- [Aim of the task]:
Down to the last line, set down the listing below exactly, apart from its pictures.

- [Entries shown]:
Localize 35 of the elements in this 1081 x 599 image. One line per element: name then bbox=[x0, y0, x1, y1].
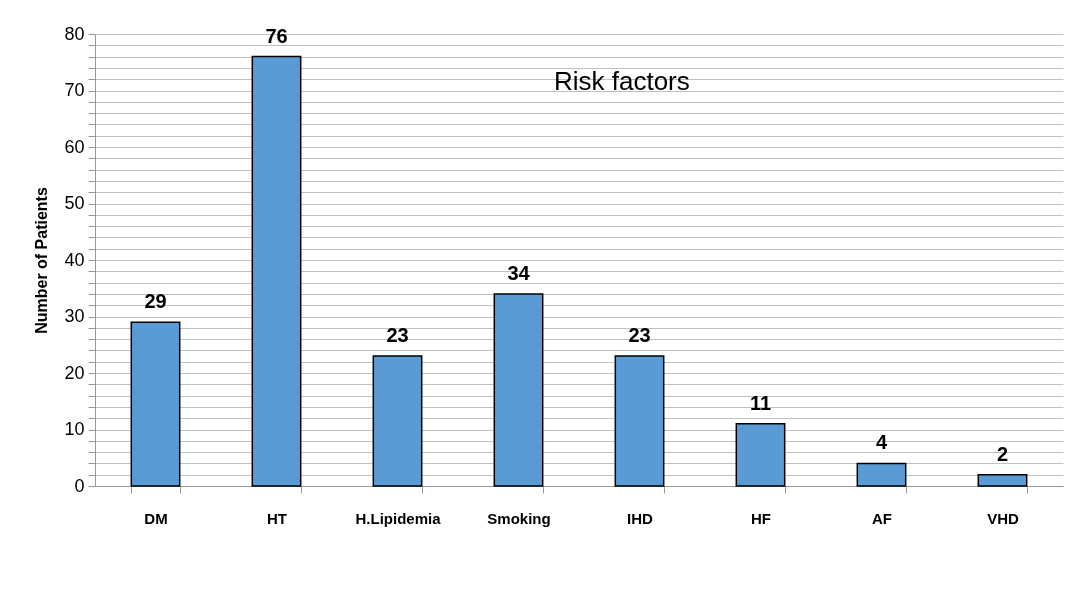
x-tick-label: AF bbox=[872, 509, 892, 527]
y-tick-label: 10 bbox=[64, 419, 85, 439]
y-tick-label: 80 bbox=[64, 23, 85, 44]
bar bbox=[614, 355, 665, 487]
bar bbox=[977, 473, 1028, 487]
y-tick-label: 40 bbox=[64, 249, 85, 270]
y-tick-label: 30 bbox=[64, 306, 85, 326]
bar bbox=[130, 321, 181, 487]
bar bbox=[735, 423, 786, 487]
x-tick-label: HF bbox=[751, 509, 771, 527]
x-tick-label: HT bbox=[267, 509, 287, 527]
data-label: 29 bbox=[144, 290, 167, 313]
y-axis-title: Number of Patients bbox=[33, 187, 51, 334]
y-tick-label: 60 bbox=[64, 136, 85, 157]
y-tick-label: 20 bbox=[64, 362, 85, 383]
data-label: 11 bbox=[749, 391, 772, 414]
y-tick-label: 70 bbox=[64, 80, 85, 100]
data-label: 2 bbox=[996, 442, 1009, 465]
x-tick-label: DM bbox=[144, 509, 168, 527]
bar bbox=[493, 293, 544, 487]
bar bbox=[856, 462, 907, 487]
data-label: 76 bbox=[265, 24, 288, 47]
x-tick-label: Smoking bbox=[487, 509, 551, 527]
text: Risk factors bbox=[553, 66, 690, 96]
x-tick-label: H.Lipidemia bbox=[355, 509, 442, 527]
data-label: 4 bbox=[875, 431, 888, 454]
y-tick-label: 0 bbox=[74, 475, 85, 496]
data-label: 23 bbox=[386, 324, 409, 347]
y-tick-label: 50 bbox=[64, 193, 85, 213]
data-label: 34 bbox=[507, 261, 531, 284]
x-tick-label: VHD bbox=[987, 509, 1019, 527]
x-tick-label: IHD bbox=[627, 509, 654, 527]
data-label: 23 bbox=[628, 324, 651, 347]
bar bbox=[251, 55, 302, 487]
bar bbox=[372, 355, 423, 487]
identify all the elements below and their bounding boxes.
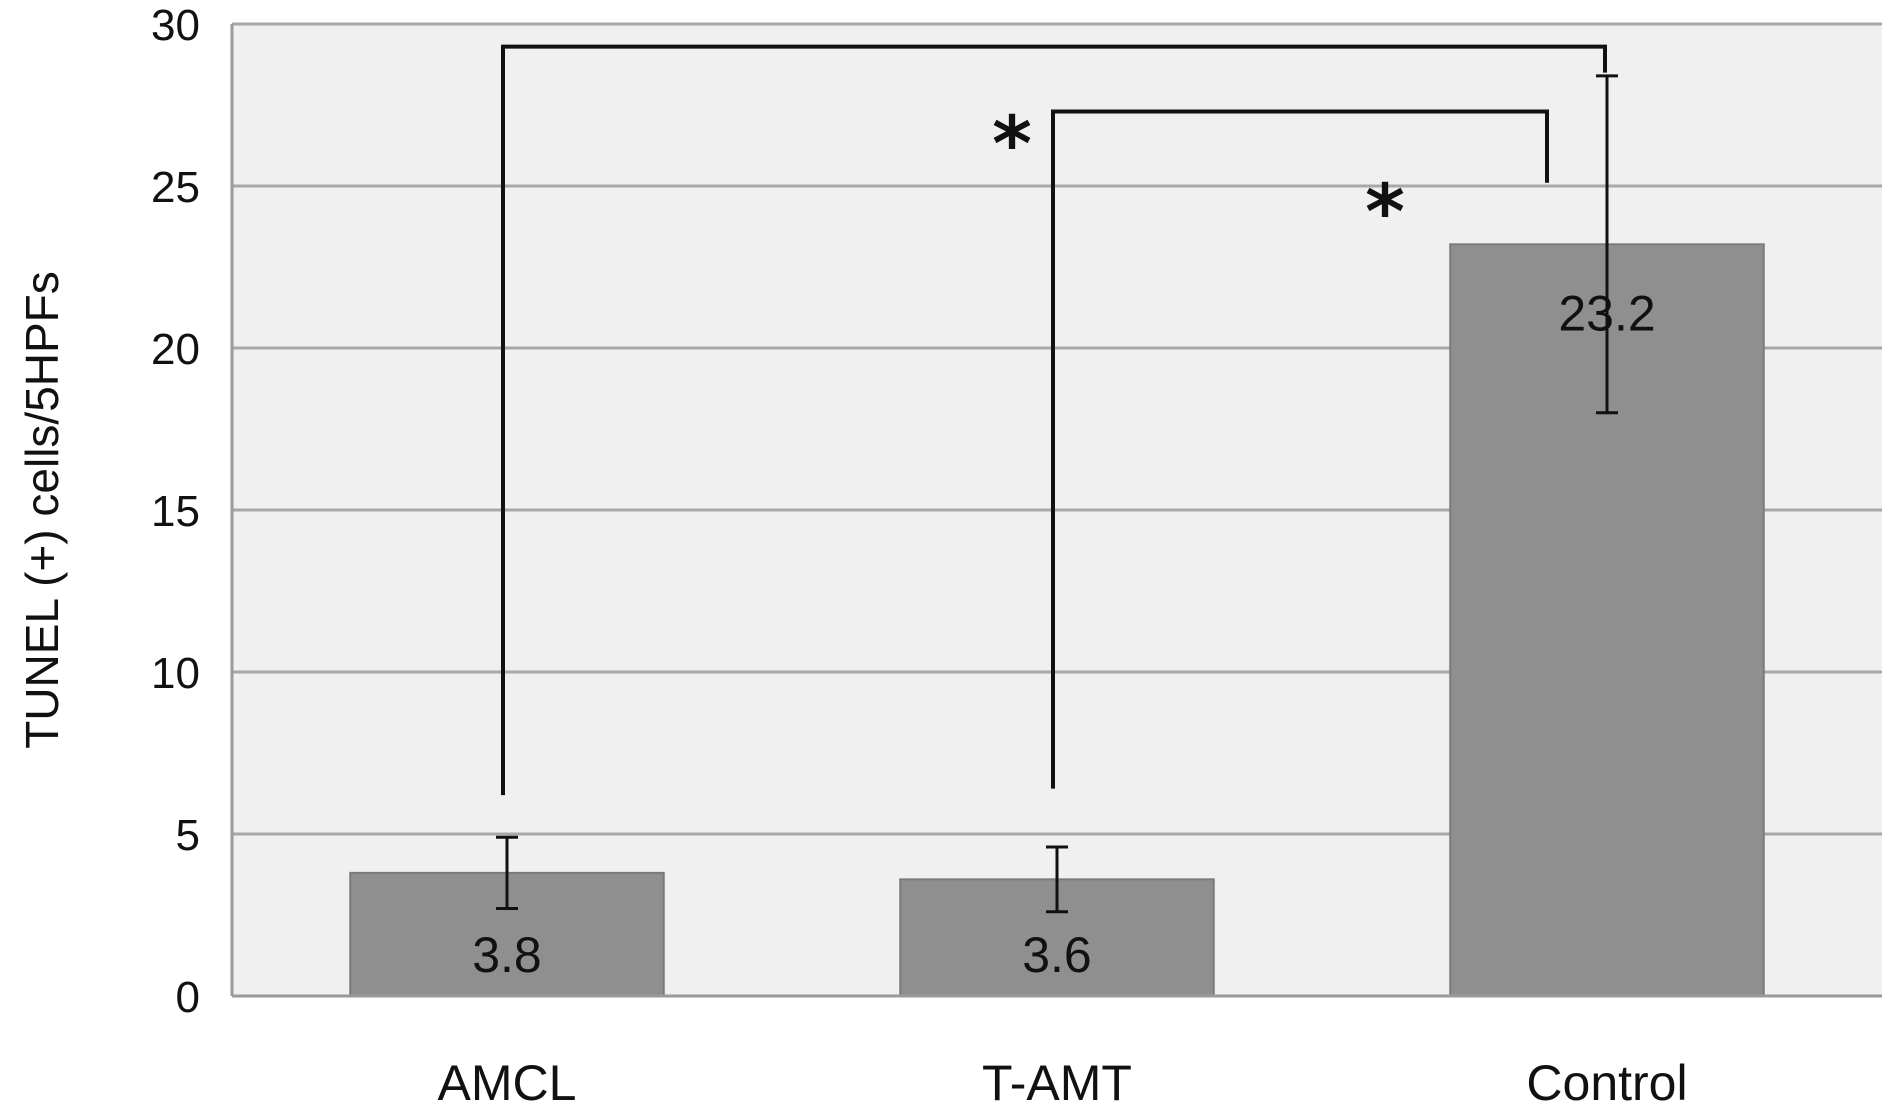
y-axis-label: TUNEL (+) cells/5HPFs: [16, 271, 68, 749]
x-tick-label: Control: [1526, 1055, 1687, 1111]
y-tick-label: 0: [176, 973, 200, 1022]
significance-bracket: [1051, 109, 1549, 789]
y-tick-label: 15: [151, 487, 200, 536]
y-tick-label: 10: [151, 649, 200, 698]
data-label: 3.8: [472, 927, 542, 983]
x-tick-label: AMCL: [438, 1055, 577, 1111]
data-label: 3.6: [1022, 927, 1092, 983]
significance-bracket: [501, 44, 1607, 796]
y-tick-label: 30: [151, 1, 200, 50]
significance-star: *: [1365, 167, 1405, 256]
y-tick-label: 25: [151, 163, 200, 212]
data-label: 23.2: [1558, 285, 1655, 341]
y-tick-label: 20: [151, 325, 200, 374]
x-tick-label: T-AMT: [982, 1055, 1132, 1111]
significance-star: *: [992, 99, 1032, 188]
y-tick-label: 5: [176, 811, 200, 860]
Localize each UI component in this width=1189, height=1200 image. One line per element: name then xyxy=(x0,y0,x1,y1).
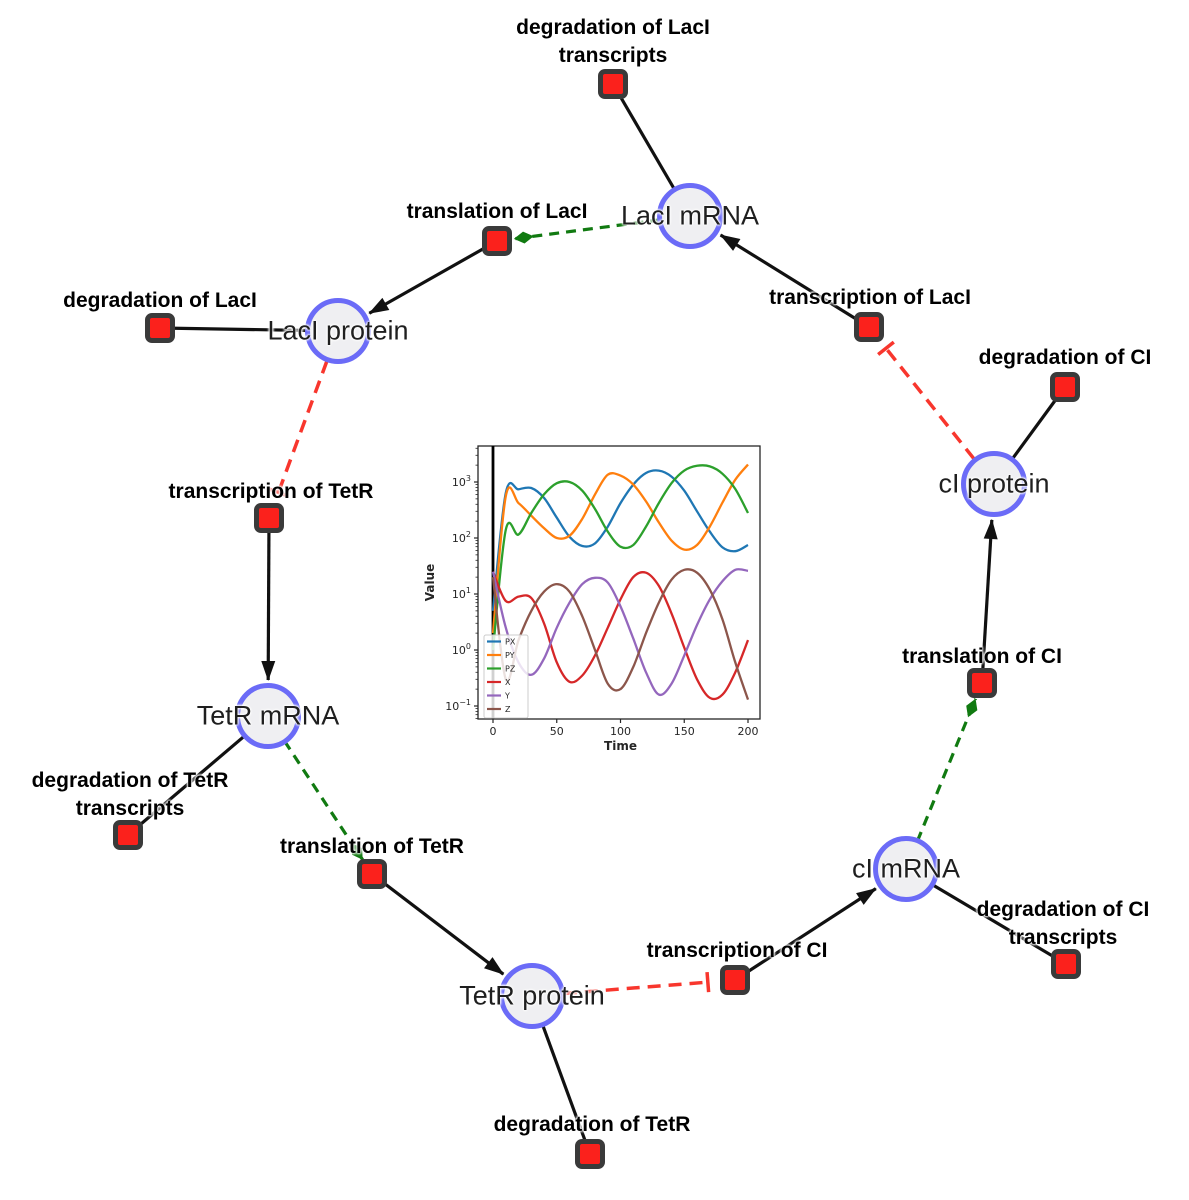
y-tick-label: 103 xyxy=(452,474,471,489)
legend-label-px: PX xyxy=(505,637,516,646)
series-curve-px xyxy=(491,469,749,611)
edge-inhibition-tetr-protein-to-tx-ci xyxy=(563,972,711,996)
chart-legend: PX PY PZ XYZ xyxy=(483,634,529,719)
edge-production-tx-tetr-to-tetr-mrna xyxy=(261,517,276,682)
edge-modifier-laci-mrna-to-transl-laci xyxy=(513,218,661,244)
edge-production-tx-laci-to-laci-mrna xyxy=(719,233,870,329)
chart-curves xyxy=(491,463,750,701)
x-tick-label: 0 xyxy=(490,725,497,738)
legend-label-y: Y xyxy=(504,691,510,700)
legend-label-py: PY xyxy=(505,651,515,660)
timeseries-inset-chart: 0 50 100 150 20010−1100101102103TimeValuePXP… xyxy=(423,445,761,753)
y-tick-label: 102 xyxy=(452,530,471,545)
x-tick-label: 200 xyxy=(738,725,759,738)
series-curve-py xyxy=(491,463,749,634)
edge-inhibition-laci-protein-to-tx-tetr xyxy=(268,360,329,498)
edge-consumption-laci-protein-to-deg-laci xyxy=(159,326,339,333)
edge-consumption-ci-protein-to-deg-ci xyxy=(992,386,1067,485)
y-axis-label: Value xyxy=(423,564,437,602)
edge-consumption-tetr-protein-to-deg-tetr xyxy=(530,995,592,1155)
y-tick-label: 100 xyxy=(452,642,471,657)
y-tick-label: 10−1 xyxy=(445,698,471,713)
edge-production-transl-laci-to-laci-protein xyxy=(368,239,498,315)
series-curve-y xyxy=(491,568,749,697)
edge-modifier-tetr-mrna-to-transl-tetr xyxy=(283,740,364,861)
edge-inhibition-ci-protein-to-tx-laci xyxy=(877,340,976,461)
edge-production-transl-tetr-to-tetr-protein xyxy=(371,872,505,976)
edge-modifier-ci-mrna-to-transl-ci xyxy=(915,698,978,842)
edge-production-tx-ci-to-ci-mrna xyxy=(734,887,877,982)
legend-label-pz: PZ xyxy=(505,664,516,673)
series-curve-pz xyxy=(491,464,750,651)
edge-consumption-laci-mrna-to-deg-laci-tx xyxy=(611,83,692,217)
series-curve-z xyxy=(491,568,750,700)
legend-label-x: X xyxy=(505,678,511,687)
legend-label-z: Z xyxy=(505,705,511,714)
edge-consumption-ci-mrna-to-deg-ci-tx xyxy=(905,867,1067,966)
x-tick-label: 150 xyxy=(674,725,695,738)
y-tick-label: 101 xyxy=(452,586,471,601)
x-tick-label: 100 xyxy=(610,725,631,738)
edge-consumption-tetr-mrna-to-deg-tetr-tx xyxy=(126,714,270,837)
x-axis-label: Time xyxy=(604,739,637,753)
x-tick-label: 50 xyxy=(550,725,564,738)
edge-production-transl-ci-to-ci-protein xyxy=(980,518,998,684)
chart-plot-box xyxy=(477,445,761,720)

- [Exercise answer]:
Localize 35 of the elements in this 1081 x 599 image. One line per element: name then bbox=[x0, y0, x1, y1].
x-tick-label: AF bbox=[872, 509, 892, 527]
y-tick-label: 10 bbox=[64, 419, 85, 439]
y-tick-label: 80 bbox=[64, 23, 85, 44]
bar bbox=[614, 355, 665, 487]
bar bbox=[977, 473, 1028, 487]
y-tick-label: 40 bbox=[64, 249, 85, 270]
y-tick-label: 30 bbox=[64, 306, 85, 326]
bar bbox=[130, 321, 181, 487]
bar bbox=[735, 423, 786, 487]
x-tick-label: HF bbox=[751, 509, 771, 527]
x-tick-label: HT bbox=[267, 509, 287, 527]
data-label: 29 bbox=[144, 290, 167, 313]
y-axis-title: Number of Patients bbox=[33, 187, 51, 334]
y-tick-label: 60 bbox=[64, 136, 85, 157]
y-tick-label: 20 bbox=[64, 362, 85, 383]
data-label: 11 bbox=[749, 391, 772, 414]
y-tick-label: 70 bbox=[64, 80, 85, 100]
data-label: 2 bbox=[996, 442, 1009, 465]
x-tick-label: DM bbox=[144, 509, 168, 527]
bar bbox=[493, 293, 544, 487]
bar bbox=[856, 462, 907, 487]
data-label: 76 bbox=[265, 24, 288, 47]
x-tick-label: Smoking bbox=[487, 509, 551, 527]
text: Risk factors bbox=[553, 66, 690, 96]
x-tick-label: H.Lipidemia bbox=[355, 509, 442, 527]
data-label: 4 bbox=[875, 431, 888, 454]
y-tick-label: 0 bbox=[74, 475, 85, 496]
data-label: 23 bbox=[386, 324, 409, 347]
y-tick-label: 50 bbox=[64, 193, 85, 213]
data-label: 34 bbox=[507, 261, 531, 284]
x-tick-label: VHD bbox=[987, 509, 1019, 527]
x-tick-label: IHD bbox=[627, 509, 654, 527]
data-label: 23 bbox=[628, 324, 651, 347]
bar bbox=[251, 55, 302, 487]
bar bbox=[372, 355, 423, 487]
identify all the elements below and their bounding boxes.
y-axis-label: TUNEL (+) cells/5HPFs: [16, 271, 68, 749]
x-tick-label: Control: [1526, 1055, 1687, 1111]
y-tick-label: 0: [176, 973, 200, 1022]
significance-bracket: [1051, 109, 1549, 789]
y-tick-label: 15: [151, 487, 200, 536]
y-tick-label: 10: [151, 649, 200, 698]
data-label: 3.8: [472, 927, 542, 983]
x-tick-label: AMCL: [438, 1055, 577, 1111]
data-label: 3.6: [1022, 927, 1092, 983]
significance-bracket: [501, 44, 1607, 796]
y-tick-label: 30: [151, 1, 200, 50]
significance-star: *: [1365, 167, 1405, 256]
y-tick-label: 25: [151, 163, 200, 212]
data-label: 23.2: [1558, 285, 1655, 341]
y-tick-label: 20: [151, 325, 200, 374]
x-tick-label: T-AMT: [982, 1055, 1132, 1111]
significance-star: *: [992, 99, 1032, 188]
y-tick-label: 5: [176, 811, 200, 860]
Localize each UI component in this width=1189, height=1200 image. One line per element: name then xyxy=(x0,y0,x1,y1).
y-tick-label: 103 xyxy=(452,474,471,489)
legend-label-px: PX xyxy=(505,637,516,646)
series-curve-px xyxy=(491,469,749,611)
edge-inhibition-tetr-protein-to-tx-ci xyxy=(563,972,711,996)
chart-legend: PX PY PZ XYZ xyxy=(483,634,529,719)
edge-production-tx-tetr-to-tetr-mrna xyxy=(261,517,276,682)
edge-modifier-laci-mrna-to-transl-laci xyxy=(513,218,661,244)
edge-production-tx-laci-to-laci-mrna xyxy=(719,233,870,329)
chart-curves xyxy=(491,463,750,701)
x-tick-label: 0 xyxy=(490,725,497,738)
legend-label-y: Y xyxy=(504,691,510,700)
legend-label-py: PY xyxy=(505,651,515,660)
timeseries-inset-chart: 0 50 100 150 20010−1100101102103TimeValuePXP… xyxy=(423,445,761,753)
y-tick-label: 102 xyxy=(452,530,471,545)
x-tick-label: 200 xyxy=(738,725,759,738)
series-curve-py xyxy=(491,463,749,634)
edge-inhibition-laci-protein-to-tx-tetr xyxy=(268,360,329,498)
edge-consumption-laci-protein-to-deg-laci xyxy=(159,326,339,333)
edge-consumption-ci-protein-to-deg-ci xyxy=(992,386,1067,485)
y-axis-label: Value xyxy=(423,564,437,602)
edge-consumption-tetr-protein-to-deg-tetr xyxy=(530,995,592,1155)
y-tick-label: 100 xyxy=(452,642,471,657)
y-tick-label: 10−1 xyxy=(445,698,471,713)
edge-production-transl-laci-to-laci-protein xyxy=(368,239,498,315)
series-curve-y xyxy=(491,568,749,697)
edge-modifier-tetr-mrna-to-transl-tetr xyxy=(283,740,364,861)
edge-inhibition-ci-protein-to-tx-laci xyxy=(877,340,976,461)
edge-production-transl-tetr-to-tetr-protein xyxy=(371,872,505,976)
edge-modifier-ci-mrna-to-transl-ci xyxy=(915,698,978,842)
edge-production-tx-ci-to-ci-mrna xyxy=(734,887,877,982)
legend-label-pz: PZ xyxy=(505,664,516,673)
series-curve-pz xyxy=(491,464,750,651)
edge-consumption-laci-mrna-to-deg-laci-tx xyxy=(611,83,692,217)
series-curve-z xyxy=(491,568,750,700)
legend-label-x: X xyxy=(505,678,511,687)
legend-label-z: Z xyxy=(505,705,511,714)
edge-consumption-ci-mrna-to-deg-ci-tx xyxy=(905,867,1067,966)
x-tick-label: 150 xyxy=(674,725,695,738)
y-tick-label: 101 xyxy=(452,586,471,601)
x-tick-label: 100 xyxy=(610,725,631,738)
edge-consumption-tetr-mrna-to-deg-tetr-tx xyxy=(126,714,270,837)
x-axis-label: Time xyxy=(604,739,637,753)
x-tick-label: 50 xyxy=(550,725,564,738)
edge-production-transl-ci-to-ci-protein xyxy=(980,518,998,684)
chart-plot-box xyxy=(477,445,761,720)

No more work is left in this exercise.